* Stated exercise
Omit the pictures, please, and give each record below again exactly.

——————

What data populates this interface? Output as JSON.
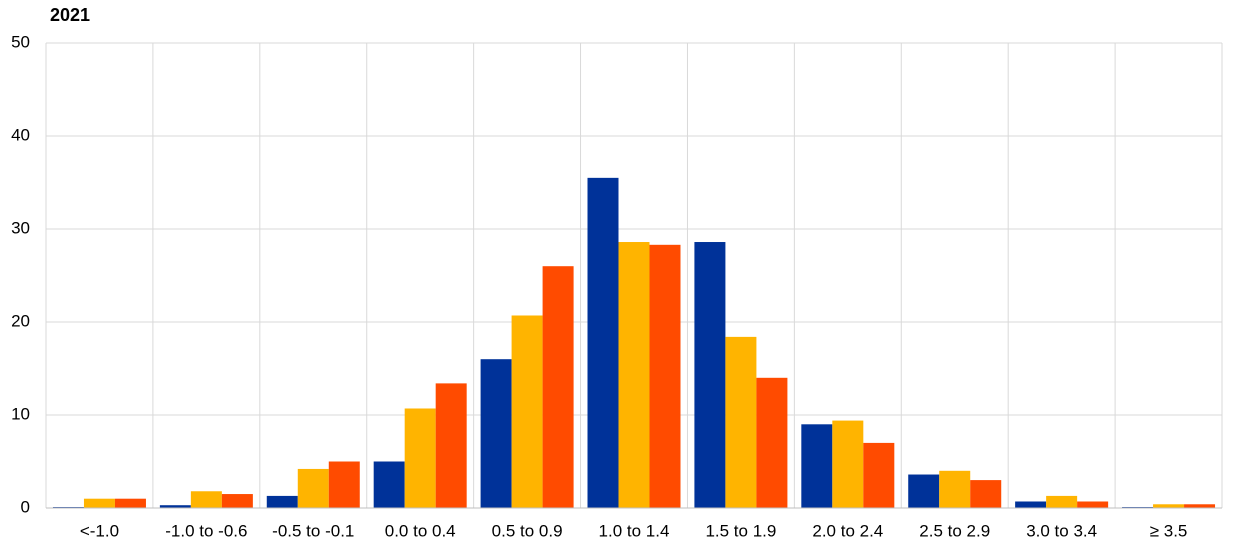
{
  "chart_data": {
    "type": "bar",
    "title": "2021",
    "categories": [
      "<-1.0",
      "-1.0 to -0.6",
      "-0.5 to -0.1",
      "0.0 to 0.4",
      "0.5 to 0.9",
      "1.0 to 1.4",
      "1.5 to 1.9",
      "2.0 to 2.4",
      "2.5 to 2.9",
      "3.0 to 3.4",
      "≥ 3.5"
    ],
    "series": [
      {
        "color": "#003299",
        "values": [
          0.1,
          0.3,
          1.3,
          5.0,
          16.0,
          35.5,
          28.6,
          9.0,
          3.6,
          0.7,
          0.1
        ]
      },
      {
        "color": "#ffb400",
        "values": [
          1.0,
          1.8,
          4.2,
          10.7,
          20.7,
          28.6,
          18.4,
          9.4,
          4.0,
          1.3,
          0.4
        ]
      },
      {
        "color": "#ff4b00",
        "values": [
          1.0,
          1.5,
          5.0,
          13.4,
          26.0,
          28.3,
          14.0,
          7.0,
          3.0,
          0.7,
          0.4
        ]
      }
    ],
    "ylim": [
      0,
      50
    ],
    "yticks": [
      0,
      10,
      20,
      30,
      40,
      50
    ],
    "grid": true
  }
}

——————

* Expected answer
What data populates this interface? Output as JSON.
{
  "chart_data": {
    "type": "bar",
    "title": "2021",
    "categories": [
      "<-1.0",
      "-1.0 to -0.6",
      "-0.5 to -0.1",
      "0.0 to 0.4",
      "0.5 to 0.9",
      "1.0 to 1.4",
      "1.5 to 1.9",
      "2.0 to 2.4",
      "2.5 to 2.9",
      "3.0 to 3.4",
      "≥ 3.5"
    ],
    "series": [
      {
        "color": "#003299",
        "values": [
          0.1,
          0.3,
          1.3,
          5.0,
          16.0,
          35.5,
          28.6,
          9.0,
          3.6,
          0.7,
          0.1
        ]
      },
      {
        "color": "#ffb400",
        "values": [
          1.0,
          1.8,
          4.2,
          10.7,
          20.7,
          28.6,
          18.4,
          9.4,
          4.0,
          1.3,
          0.4
        ]
      },
      {
        "color": "#ff4b00",
        "values": [
          1.0,
          1.5,
          5.0,
          13.4,
          26.0,
          28.3,
          14.0,
          7.0,
          3.0,
          0.7,
          0.4
        ]
      }
    ],
    "ylim": [
      0,
      50
    ],
    "yticks": [
      0,
      10,
      20,
      30,
      40,
      50
    ],
    "grid": true
  }
}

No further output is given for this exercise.